> **Exercise set**
- a) According to the Sirmave phonology post, how many vowel sounds are there?
- b) In the Sirmave phonology post, take everything from "As for now, I" down to "allophones." and swap "diphthongs" for "vowel clusters".

> **Page text**
--
R: Re: Sirmave part I: phonology
From: | Mangiat <mangiat@...> |
Date: | Friday, January 5, 2001, 21:18 |
Marcus wrote:
> >Vowels:
> >
> >There are 15 vowel sounds (6 simple vowels + 5 allophones and 5 nasal
> >vowels); native linguists still don't agree whether nasal vowels are
> >independent phonemes or allophones of normal vowels appearing before the
> >phoneme [n] + another consonant. (Could *you* help me to grasp this
> >problem?)
> >
> > simple nasal
> >high i u e~ u~
> >mid e Y o E~ o~
> >low a a~
>
> Any reason Y is not nasalized?
As for now, I thought that the phoneme [Y] could have arisen from [o] when
in open sillables... but I'm not sure; there are some other candidates: the
old diphthongs eu and oi, i.e., but they could appear in closed syllables as
well, and to get a stable system, then, I'd have to include [Y~] in the
inventory; if I had an [Y~], then it'd be quite obvious that they are
allophones.
> This could be part of the key for understanding whether nasalization is
> phonemic or allophonic. If nasalization comes from VnC, then we need a
> reason why Y cannot occur in this context. If nasalization is phonemic,
> then the gap in the inventory is less remarkable. If I had to select one
> vowel in the system that could not be nasalized, it would have been Y.
--
> **Supplied information**
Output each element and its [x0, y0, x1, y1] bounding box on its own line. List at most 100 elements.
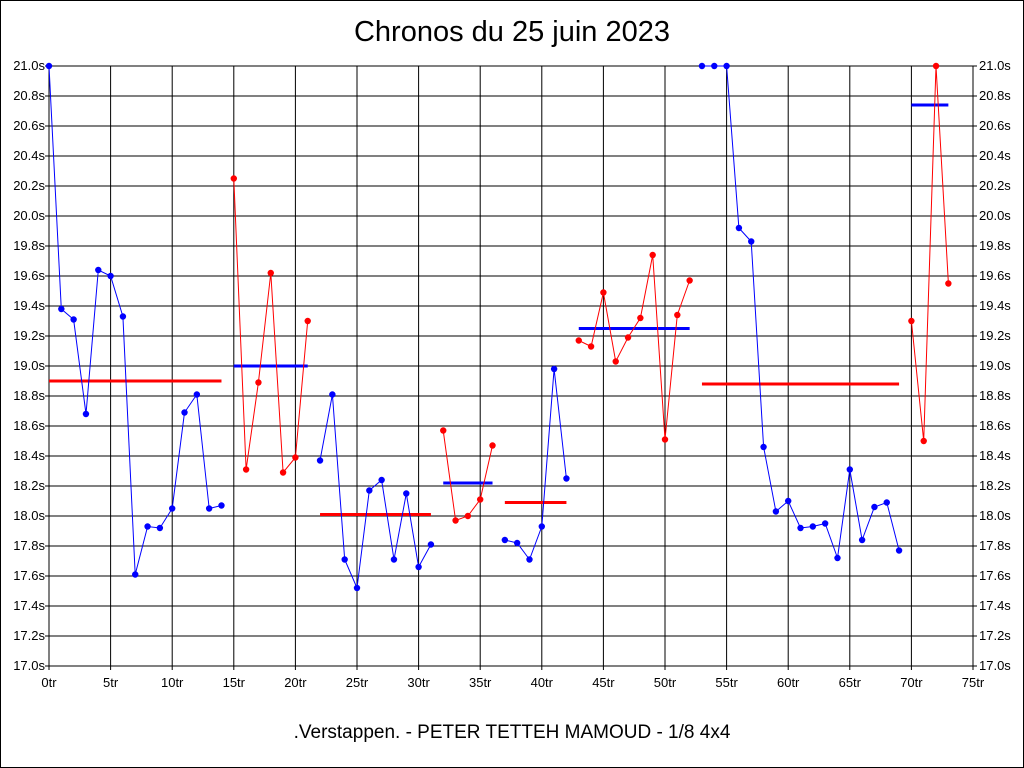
--
> **Solutions per task**
- a) There are 15 vowel sounds: 6 simple vowels, 5 allophones and 5 nasal vowels.

- b)
As for now, I thought that the phoneme [Y] could have arisen from [o] when
in open sillables... but I'm not sure; there are some other candidates: the
old vowel clusters eu and oi, i.e., but they could appear in closed syllables as
well, and to get a stable system, then, I'd have to include [Y~] in the
inventory; if I had an [Y~], then it'd be quite obvious that they are
allophones.